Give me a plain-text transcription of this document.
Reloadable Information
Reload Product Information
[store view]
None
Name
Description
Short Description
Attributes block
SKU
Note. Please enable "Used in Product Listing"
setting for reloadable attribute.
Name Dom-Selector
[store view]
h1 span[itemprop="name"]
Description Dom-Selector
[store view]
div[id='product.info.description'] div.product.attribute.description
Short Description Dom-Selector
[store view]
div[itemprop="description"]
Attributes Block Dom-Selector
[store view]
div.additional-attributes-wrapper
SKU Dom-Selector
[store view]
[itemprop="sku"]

_ _ _ _

▶ [EXERCISE AIM]:
Print the whole listing exactly as it is.

▶ [RIGHT ANSWER]:
Give me a plain-text transcription of this document.
Reloadable Information
Reload Product Information
[store view]
None
Name
Description
Short Description
Attributes block
SKU
Note. Please enable "Used in Product Listing"
setting for reloadable attribute.
Name Dom-Selector
[store view]
h1 span[itemprop="name"]
Description Dom-Selector
[store view]
div[id='product.info.description'] div.product.attribute.description
Short Description Dom-Selector
[store view]
div[itemprop="description"]
Attributes Block Dom-Selector
[store view]
div.additional-attributes-wrapper
SKU Dom-Selector
[store view]
[itemprop="sku"]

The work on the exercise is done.